Data records:
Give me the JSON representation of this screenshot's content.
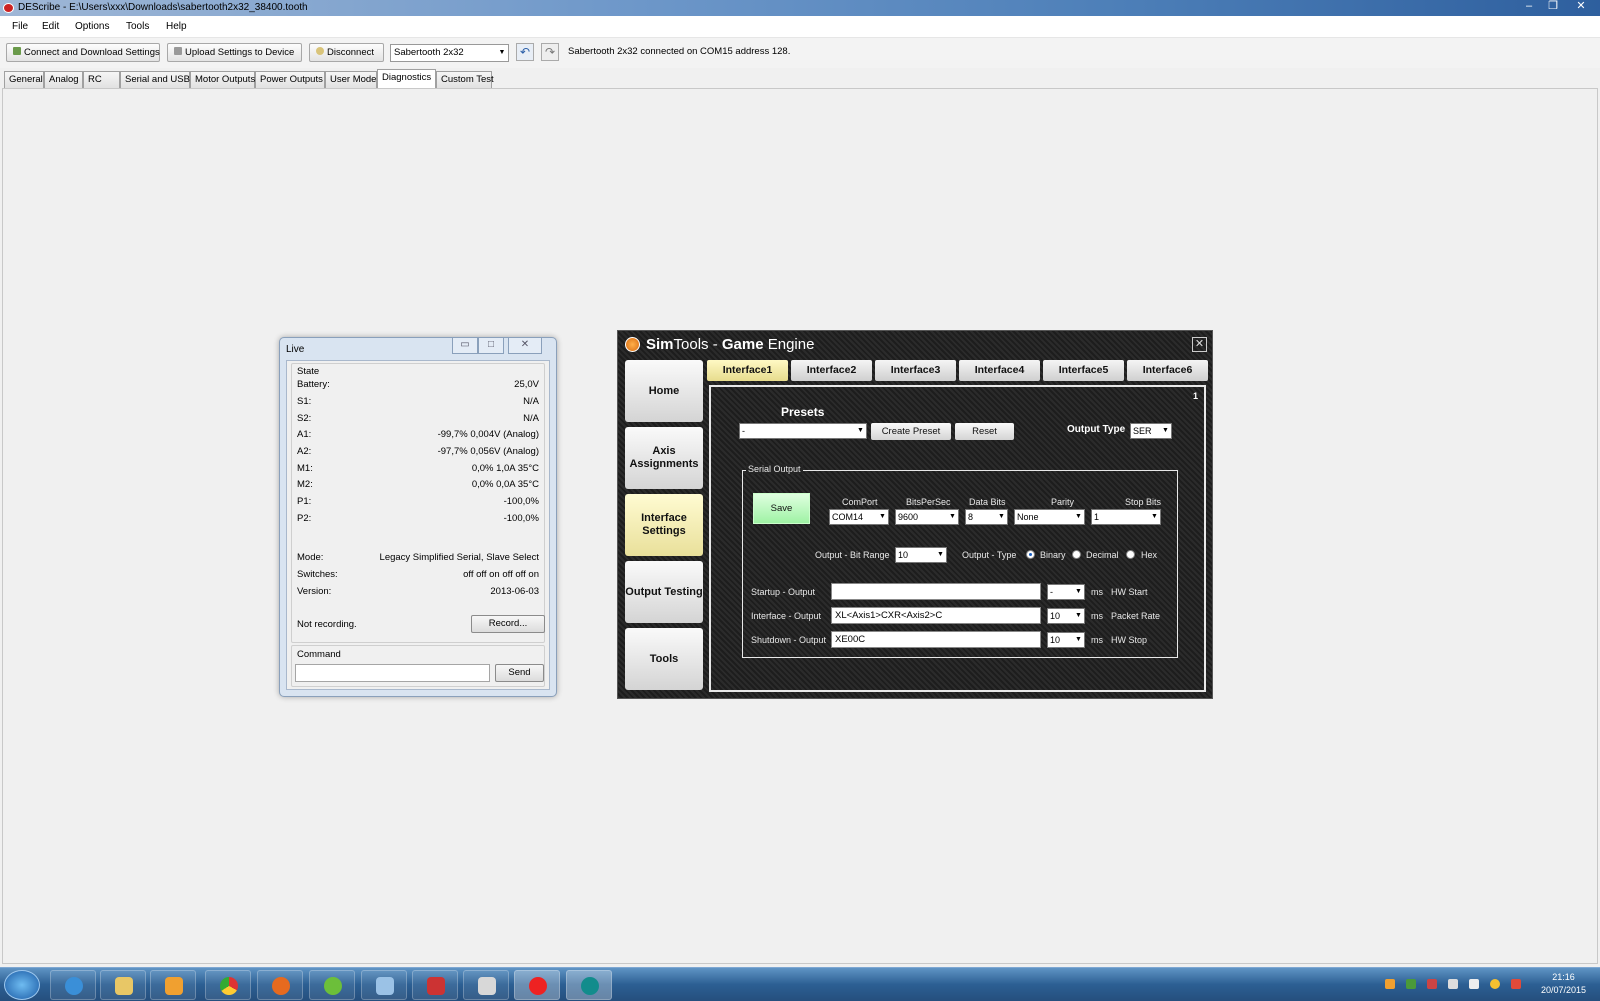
{
  "window": {
    "title": "DEScribe - E:\\Users\\xxx\\Downloads\\sabertooth2x32_38400.tooth"
  },
  "menu": [
    "File",
    "Edit",
    "Options",
    "Tools",
    "Help"
  ],
  "toolbar": {
    "connect": "Connect and Download Settings",
    "upload": "Upload Settings to Device",
    "disconnect": "Disconnect",
    "device": "Sabertooth 2x32",
    "status": "Sabertooth 2x32 connected on COM15 address 128."
  },
  "tabs": [
    "General",
    "Analog",
    "RC",
    "Serial and USB",
    "Motor Outputs",
    "Power Outputs",
    "User Mode",
    "Diagnostics",
    "Custom Test"
  ],
  "live": {
    "title": "Live",
    "state_label": "State",
    "rows": [
      {
        "k": "Battery:",
        "v": "25,0V"
      },
      {
        "k": "S1:",
        "v": "N/A"
      },
      {
        "k": "S2:",
        "v": "N/A"
      },
      {
        "k": "A1:",
        "v": "-99,7% 0,004V  (Analog)"
      },
      {
        "k": "A2:",
        "v": "-97,7% 0,056V  (Analog)"
      },
      {
        "k": "M1:",
        "v": "0,0% 1,0A 35°C"
      },
      {
        "k": "M2:",
        "v": "0,0% 0,0A 35°C"
      },
      {
        "k": "P1:",
        "v": "-100,0%"
      },
      {
        "k": "P2:",
        "v": "-100,0%"
      }
    ],
    "info": [
      {
        "k": "Mode:",
        "v": "Legacy Simplified Serial, Slave Select"
      },
      {
        "k": "Switches:",
        "v": "off off on off off on"
      },
      {
        "k": "Version:",
        "v": "2013-06-03"
      }
    ],
    "recording": "Not recording.",
    "record_btn": "Record...",
    "command_label": "Command",
    "send_btn": "Send"
  },
  "sim": {
    "title_a": "Sim",
    "title_b": "Tools - ",
    "title_c": "Game",
    "title_d": " Engine",
    "nav": [
      "Home",
      "Axis Assignments",
      "Interface Settings",
      "Output Testing",
      "Tools"
    ],
    "interfaces": [
      "Interface1",
      "Interface2",
      "Interface3",
      "Interface4",
      "Interface5",
      "Interface6"
    ],
    "panel_number": "1",
    "presets_label": "Presets",
    "preset_value": "-",
    "create_preset": "Create Preset",
    "reset": "Reset",
    "output_type_label": "Output Type",
    "output_type_value": "SER",
    "serial_output": "Serial Output",
    "save": "Save",
    "comport_label": "ComPort",
    "comport_value": "COM14",
    "bps_label": "BitsPerSec",
    "bps_value": "9600",
    "databits_label": "Data Bits",
    "databits_value": "8",
    "parity_label": "Parity",
    "parity_value": "None",
    "stopbits_label": "Stop Bits",
    "stopbits_value": "1",
    "bitrange_label": "Output - Bit Range",
    "bitrange_value": "10",
    "outtype_label": "Output - Type",
    "binary": "Binary",
    "decimal": "Decimal",
    "hex": "Hex",
    "startup_label": "Startup - Output",
    "startup_value": "",
    "startup_ms": "-",
    "hw_start": "HW Start",
    "interface_label": "Interface - Output",
    "interface_value": "XL<Axis1>CXR<Axis2>C",
    "interface_ms": "10",
    "packet_rate": "Packet Rate",
    "shutdown_label": "Shutdown - Output",
    "shutdown_value": "XE00C",
    "shutdown_ms": "10",
    "hw_stop": "HW Stop",
    "ms": "ms"
  },
  "taskbar": {
    "time": "21:16",
    "date": "20/07/2015"
  }
}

▸ **Stated task**:
Check each line above for the string "Settings", then copy the ones that have it.

▸ **Result of this task**:
    "connect": "Connect and Download Settings",
    "upload": "Upload Settings to Device",
      "Interface Settings",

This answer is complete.